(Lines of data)

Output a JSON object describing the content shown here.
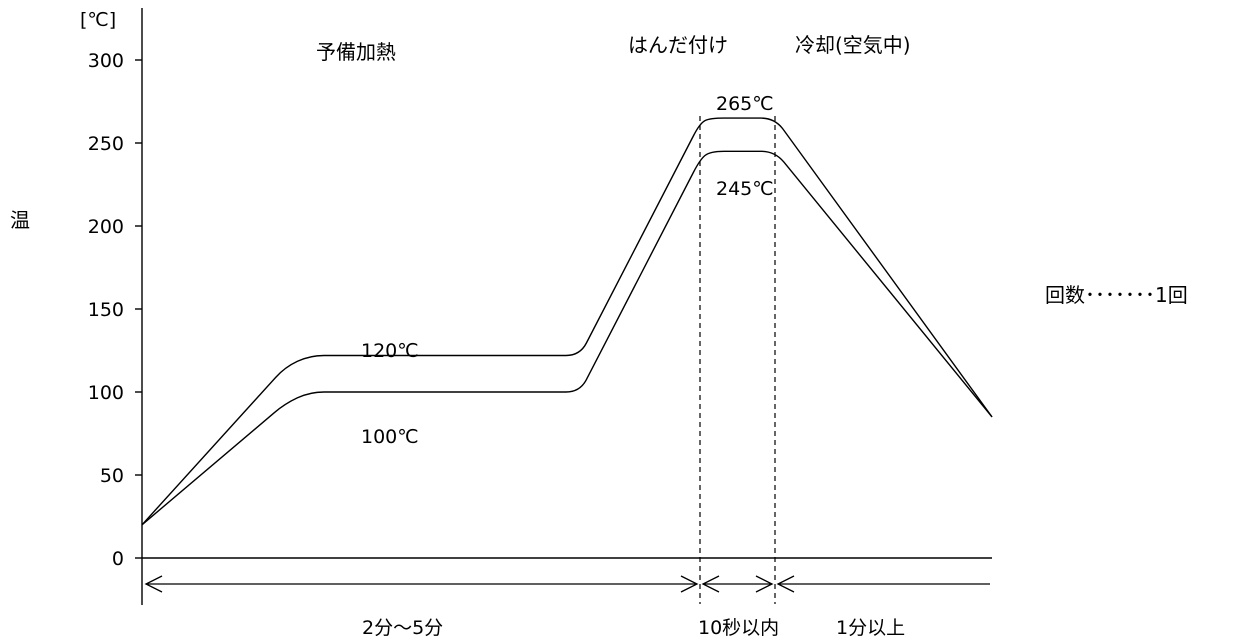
{
  "chart_data": {
    "type": "line",
    "title": "",
    "ylabel": "温",
    "yunit": "[℃]",
    "ylim": [
      0,
      300
    ],
    "yticks": [
      0,
      50,
      100,
      150,
      200,
      250,
      300
    ],
    "series": [
      {
        "values": [
          20,
          115,
          122,
          122,
          262,
          265,
          265,
          85
        ]
      },
      {
        "values": [
          20,
          93,
          100,
          100,
          240,
          245,
          245,
          85
        ]
      }
    ],
    "phases": [
      "予備加熱",
      "はんだ付け",
      "冷却(空気中)"
    ],
    "annotations": [
      "120℃",
      "100℃",
      "265℃",
      "245℃"
    ],
    "durations": [
      "2分～5分",
      "10秒以内",
      "1分以上"
    ],
    "note": "回数･･･････1回"
  }
}
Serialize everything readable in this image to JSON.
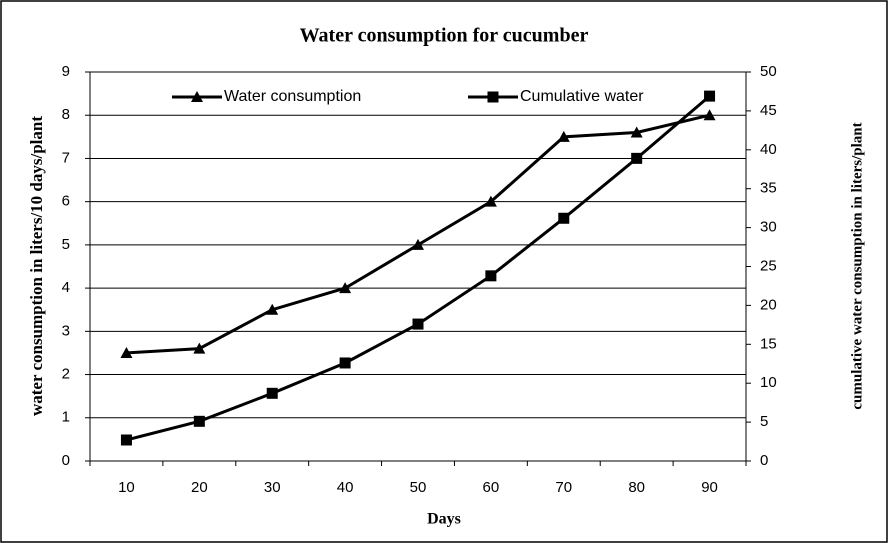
{
  "chart_data": {
    "type": "line",
    "title": "Water consumption for cucumber",
    "x_label": "Days",
    "y_label": "water consumption in liters/10 days/plant",
    "y2_label": "cumulative water consumption in liters/plant",
    "categories": [
      10,
      20,
      30,
      40,
      50,
      60,
      70,
      80,
      90
    ],
    "series": [
      {
        "name": "Water consumption",
        "color": "#000000",
        "marker": "triangle",
        "values": [
          2.5,
          2.6,
          3.5,
          4.0,
          5.0,
          6.0,
          7.5,
          7.6,
          8.0
        ]
      },
      {
        "name": "Cumulative water",
        "color": "#000000",
        "marker": "square",
        "axis": "y2",
        "values": [
          2.7,
          5.1,
          8.7,
          12.6,
          17.6,
          23.8,
          31.2,
          38.9,
          46.9
        ]
      }
    ],
    "ylim": [
      0,
      9
    ],
    "yticks": [
      0,
      1,
      2,
      3,
      4,
      5,
      6,
      7,
      8,
      9
    ],
    "y2lim": [
      0,
      50
    ],
    "y2ticks": [
      0,
      5,
      10,
      15,
      20,
      25,
      30,
      35,
      40,
      45,
      50
    ],
    "grid": true,
    "legend": "top"
  }
}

> **REQUIREMENTS**
Leave out all pictures and retype precisely the lines that run from the line containing "Serialize everything readable" to the last line of the records.

> **RESULT**
Serialize everything readable in this image to JSON.
{
  "chart_data": {
    "type": "line",
    "title": "Water consumption for cucumber",
    "x_label": "Days",
    "y_label": "water consumption in liters/10 days/plant",
    "y2_label": "cumulative water consumption in liters/plant",
    "categories": [
      10,
      20,
      30,
      40,
      50,
      60,
      70,
      80,
      90
    ],
    "series": [
      {
        "name": "Water consumption",
        "color": "#000000",
        "marker": "triangle",
        "values": [
          2.5,
          2.6,
          3.5,
          4.0,
          5.0,
          6.0,
          7.5,
          7.6,
          8.0
        ]
      },
      {
        "name": "Cumulative water",
        "color": "#000000",
        "marker": "square",
        "axis": "y2",
        "values": [
          2.7,
          5.1,
          8.7,
          12.6,
          17.6,
          23.8,
          31.2,
          38.9,
          46.9
        ]
      }
    ],
    "ylim": [
      0,
      9
    ],
    "yticks": [
      0,
      1,
      2,
      3,
      4,
      5,
      6,
      7,
      8,
      9
    ],
    "y2lim": [
      0,
      50
    ],
    "y2ticks": [
      0,
      5,
      10,
      15,
      20,
      25,
      30,
      35,
      40,
      45,
      50
    ],
    "grid": true,
    "legend": "top"
  }
}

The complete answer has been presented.